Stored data
'''

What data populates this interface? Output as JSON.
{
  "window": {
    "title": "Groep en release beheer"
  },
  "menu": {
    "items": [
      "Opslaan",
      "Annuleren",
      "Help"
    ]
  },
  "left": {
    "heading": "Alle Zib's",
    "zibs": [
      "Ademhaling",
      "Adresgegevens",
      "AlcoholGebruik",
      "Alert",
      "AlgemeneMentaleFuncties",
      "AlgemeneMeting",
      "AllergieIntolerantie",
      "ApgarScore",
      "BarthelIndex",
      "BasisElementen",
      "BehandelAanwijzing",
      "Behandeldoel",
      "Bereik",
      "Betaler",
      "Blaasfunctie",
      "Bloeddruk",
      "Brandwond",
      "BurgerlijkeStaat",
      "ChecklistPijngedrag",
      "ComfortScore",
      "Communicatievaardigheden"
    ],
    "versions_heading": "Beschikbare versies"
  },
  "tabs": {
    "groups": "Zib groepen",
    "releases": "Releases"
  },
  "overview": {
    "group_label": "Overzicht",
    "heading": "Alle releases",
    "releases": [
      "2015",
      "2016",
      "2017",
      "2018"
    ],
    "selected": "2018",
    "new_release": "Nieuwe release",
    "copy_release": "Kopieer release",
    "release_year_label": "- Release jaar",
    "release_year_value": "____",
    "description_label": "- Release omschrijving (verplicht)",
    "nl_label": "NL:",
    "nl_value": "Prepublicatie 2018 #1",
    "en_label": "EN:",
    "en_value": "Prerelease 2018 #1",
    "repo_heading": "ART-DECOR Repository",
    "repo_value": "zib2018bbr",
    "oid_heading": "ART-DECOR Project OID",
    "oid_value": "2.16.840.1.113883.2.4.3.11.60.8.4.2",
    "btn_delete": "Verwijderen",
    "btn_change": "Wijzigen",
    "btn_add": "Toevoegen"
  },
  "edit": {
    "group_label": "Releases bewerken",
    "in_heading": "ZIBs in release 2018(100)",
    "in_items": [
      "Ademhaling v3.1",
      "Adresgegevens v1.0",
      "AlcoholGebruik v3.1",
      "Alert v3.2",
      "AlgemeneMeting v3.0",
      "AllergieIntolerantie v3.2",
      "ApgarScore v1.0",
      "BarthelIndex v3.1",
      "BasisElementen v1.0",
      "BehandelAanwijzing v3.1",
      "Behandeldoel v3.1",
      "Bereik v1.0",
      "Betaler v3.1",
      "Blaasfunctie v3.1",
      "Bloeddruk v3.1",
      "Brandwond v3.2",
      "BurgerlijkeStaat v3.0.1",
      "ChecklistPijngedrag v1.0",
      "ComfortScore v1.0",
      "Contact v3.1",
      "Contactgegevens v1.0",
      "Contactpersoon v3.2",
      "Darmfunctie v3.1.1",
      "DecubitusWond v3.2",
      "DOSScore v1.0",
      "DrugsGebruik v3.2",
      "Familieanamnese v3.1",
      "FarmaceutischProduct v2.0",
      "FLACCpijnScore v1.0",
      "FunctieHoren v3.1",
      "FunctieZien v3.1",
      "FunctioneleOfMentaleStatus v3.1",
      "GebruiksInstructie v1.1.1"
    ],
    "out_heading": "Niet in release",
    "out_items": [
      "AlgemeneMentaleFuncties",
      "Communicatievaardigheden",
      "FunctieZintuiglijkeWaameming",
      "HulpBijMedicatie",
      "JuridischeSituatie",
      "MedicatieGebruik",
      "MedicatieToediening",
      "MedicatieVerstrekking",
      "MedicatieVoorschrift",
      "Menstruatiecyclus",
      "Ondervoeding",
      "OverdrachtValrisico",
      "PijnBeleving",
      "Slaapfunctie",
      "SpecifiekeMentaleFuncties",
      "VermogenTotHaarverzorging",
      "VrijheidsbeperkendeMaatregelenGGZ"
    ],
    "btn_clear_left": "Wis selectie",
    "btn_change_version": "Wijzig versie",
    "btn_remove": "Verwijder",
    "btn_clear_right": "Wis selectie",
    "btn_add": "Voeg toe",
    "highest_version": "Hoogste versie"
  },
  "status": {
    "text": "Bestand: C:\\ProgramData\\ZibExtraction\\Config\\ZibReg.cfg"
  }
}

'''
'''

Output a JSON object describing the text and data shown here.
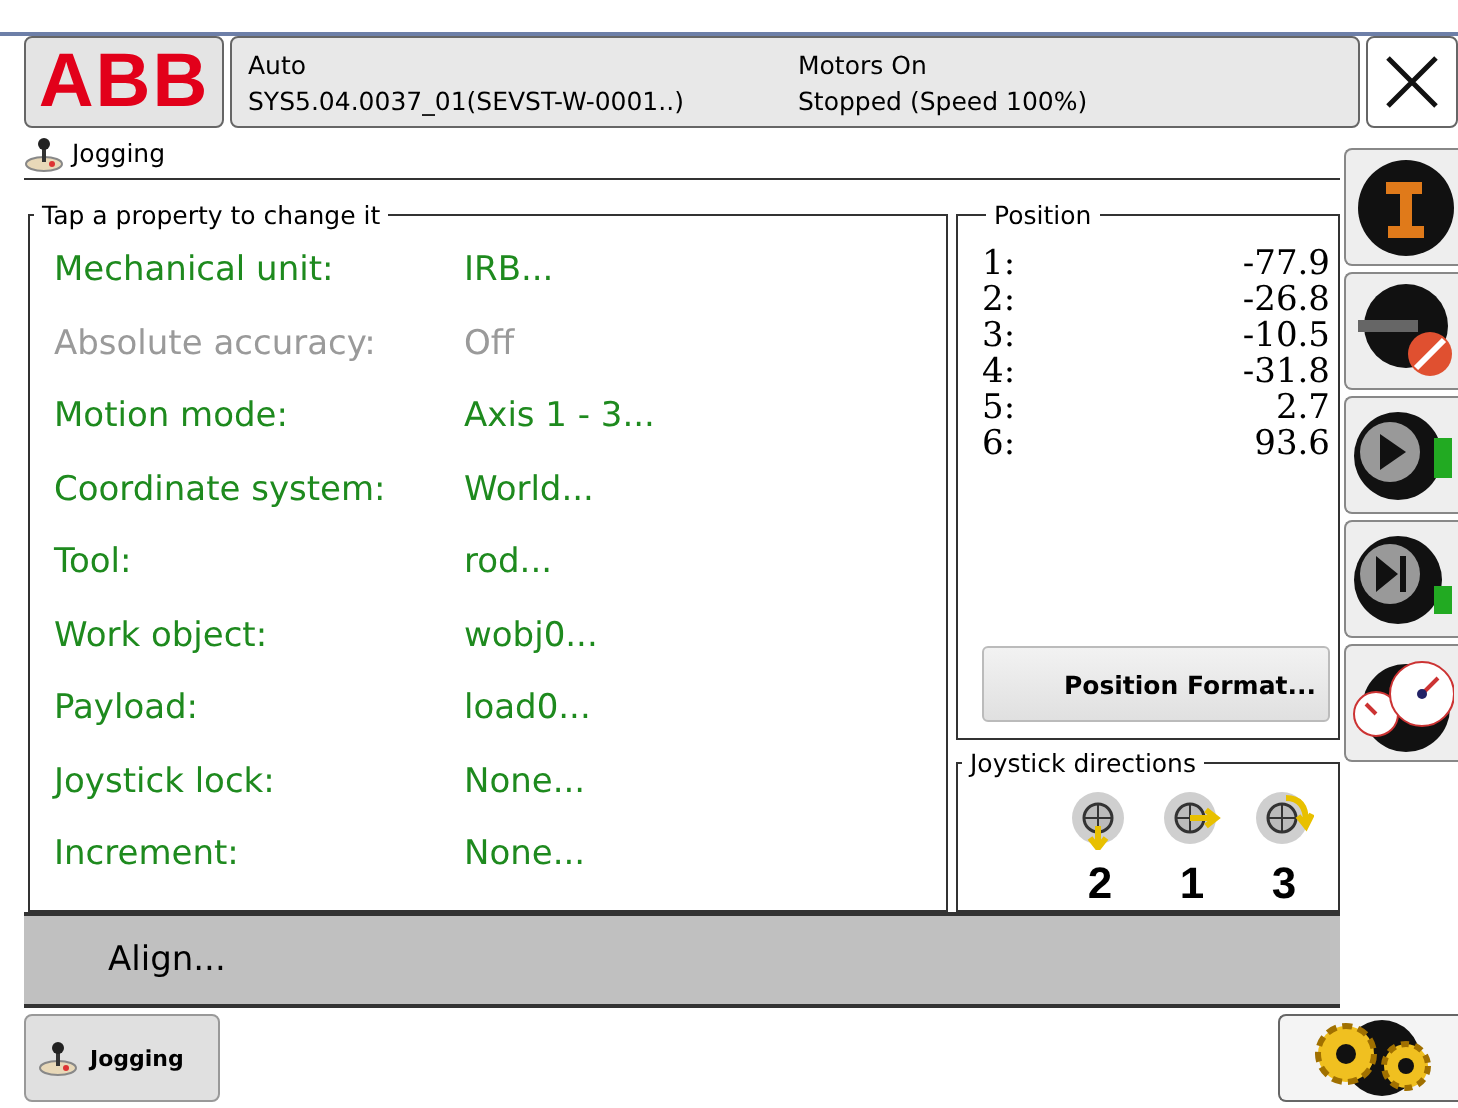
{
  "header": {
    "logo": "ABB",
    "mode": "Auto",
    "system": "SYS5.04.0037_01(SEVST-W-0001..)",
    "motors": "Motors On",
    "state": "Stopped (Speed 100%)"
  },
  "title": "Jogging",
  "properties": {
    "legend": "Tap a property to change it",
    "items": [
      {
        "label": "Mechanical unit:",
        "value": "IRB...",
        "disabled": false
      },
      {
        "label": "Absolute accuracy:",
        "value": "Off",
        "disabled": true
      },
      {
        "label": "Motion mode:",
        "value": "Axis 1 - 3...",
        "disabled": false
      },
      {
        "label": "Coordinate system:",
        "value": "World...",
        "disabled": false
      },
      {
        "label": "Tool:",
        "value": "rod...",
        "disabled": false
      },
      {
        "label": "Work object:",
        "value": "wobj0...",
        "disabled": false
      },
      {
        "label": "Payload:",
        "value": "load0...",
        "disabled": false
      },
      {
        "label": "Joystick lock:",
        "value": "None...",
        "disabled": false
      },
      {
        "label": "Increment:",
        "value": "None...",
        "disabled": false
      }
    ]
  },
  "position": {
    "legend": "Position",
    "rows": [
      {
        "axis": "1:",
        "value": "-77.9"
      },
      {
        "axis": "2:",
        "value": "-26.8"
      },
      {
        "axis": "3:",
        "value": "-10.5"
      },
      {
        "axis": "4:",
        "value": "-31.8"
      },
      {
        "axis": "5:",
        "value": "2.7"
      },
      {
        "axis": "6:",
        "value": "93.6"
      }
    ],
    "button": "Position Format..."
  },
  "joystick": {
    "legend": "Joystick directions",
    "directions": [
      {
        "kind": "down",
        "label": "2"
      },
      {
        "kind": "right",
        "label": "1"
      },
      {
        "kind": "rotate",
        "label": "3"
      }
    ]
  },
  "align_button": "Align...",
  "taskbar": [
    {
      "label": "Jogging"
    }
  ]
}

'''

▶ **Set task**
Copy every line of the listing that includes the string "title".

▶ **Answer to this task**
    "title": "Groep en release beheer"
  "title": "Jogging",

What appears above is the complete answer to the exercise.